■ Written problem
Please repeat all of the listing exactly.

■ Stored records
++++++++

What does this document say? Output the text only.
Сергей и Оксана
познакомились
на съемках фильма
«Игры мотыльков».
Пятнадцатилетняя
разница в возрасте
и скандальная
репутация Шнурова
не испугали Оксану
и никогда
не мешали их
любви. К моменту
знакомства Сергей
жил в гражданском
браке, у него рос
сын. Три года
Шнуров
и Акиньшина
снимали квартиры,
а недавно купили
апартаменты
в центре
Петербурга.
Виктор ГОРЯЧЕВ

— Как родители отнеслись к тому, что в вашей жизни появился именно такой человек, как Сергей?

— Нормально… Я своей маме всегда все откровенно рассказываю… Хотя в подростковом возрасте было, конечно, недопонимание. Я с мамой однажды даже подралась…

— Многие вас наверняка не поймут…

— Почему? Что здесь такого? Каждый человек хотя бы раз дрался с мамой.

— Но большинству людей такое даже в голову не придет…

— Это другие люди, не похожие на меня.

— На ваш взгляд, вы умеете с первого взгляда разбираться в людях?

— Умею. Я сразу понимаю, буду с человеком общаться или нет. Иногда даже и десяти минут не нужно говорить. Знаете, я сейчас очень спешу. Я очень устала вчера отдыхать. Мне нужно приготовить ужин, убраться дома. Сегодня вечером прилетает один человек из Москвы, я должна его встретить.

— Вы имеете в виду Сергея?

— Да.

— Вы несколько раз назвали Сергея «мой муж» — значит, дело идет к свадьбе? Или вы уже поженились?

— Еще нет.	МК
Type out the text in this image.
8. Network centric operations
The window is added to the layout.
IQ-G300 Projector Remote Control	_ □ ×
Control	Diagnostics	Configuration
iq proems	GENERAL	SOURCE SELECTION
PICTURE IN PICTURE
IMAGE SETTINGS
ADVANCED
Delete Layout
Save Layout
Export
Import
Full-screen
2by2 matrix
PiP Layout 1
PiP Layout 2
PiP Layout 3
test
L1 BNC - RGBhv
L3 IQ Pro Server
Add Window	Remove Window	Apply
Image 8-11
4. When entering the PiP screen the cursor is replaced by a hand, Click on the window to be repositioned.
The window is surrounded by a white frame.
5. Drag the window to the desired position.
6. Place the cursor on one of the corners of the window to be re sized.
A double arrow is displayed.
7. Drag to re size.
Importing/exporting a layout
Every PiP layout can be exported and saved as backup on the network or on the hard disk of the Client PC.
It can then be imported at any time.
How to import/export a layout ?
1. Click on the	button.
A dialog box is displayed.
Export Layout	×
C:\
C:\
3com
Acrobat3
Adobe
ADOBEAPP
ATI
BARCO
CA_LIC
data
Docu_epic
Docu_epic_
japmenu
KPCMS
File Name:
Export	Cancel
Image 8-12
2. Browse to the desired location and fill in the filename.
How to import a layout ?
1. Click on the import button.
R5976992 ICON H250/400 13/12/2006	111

++++++++

■ Complete answer
What does this document say? Output the text only.
Сергей и Оксана
познакомились
на съемках фильма
«Игры мотыльков».
Пятнадцатилетняя
разница в возрасте
и скандальная
репутация Шнурова
не испугали Оксану
и никогда
не мешали их
любви. К моменту
знакомства Сергей
жил в гражданском
браке, у него рос
сын. Три года
Шнуров
и Акиньшина
снимали квартиры,
а недавно купили
апартаменты
в центре
Петербурга.
Виктор ГОРЯЧЕВ

— Как родители отнеслись к тому, что в вашей жизни появился именно такой человек, как Сергей?

— Нормально… Я своей маме всегда все откровенно рассказываю… Хотя в подростковом возрасте было, конечно, недопонимание. Я с мамой однажды даже подралась…

— Многие вас наверняка не поймут…

— Почему? Что здесь такого? Каждый человек хотя бы раз дрался с мамой.

— Но большинству людей такое даже в голову не придет…

— Это другие люди, не похожие на меня.

— На ваш взгляд, вы умеете с первого взгляда разбираться в людях?

— Умею. Я сразу понимаю, буду с человеком общаться или нет. Иногда даже и десяти минут не нужно говорить. Знаете, я сейчас очень спешу. Я очень устала вчера отдыхать. Мне нужно приготовить ужин, убраться дома. Сегодня вечером прилетает один человек из Москвы, я должна его встретить.

— Вы имеете в виду Сергея?

— Да.

— Вы несколько раз назвали Сергея «мой муж» — значит, дело идет к свадьбе? Или вы уже поженились?

— Еще нет.	МК
Type out the text in this image.
8. Network centric operations
The window is added to the layout.
IQ-G300 Projector Remote Control	_ □ ×
Control	Diagnostics	Configuration
iq proems	GENERAL	SOURCE SELECTION
PICTURE IN PICTURE
IMAGE SETTINGS
ADVANCED
Delete Layout
Save Layout
Export
Import
Full-screen
2by2 matrix
PiP Layout 1
PiP Layout 2
PiP Layout 3
test
L1 BNC - RGBhv
L3 IQ Pro Server
Add Window	Remove Window	Apply
Image 8-11
4. When entering the PiP screen the cursor is replaced by a hand, Click on the window to be repositioned.
The window is surrounded by a white frame.
5. Drag the window to the desired position.
6. Place the cursor on one of the corners of the window to be re sized.
A double arrow is displayed.
7. Drag to re size.
Importing/exporting a layout
Every PiP layout can be exported and saved as backup on the network or on the hard disk of the Client PC.
It can then be imported at any time.
How to import/export a layout ?
1. Click on the	button.
A dialog box is displayed.
Export Layout	×
C:\
C:\
3com
Acrobat3
Adobe
ADOBEAPP
ATI
BARCO
CA_LIC
data
Docu_epic
Docu_epic_
japmenu
KPCMS
File Name:
Export	Cancel
Image 8-12
2. Browse to the desired location and fill in the filename.
How to import a layout ?
1. Click on the import button.
R5976992 ICON H250/400 13/12/2006	111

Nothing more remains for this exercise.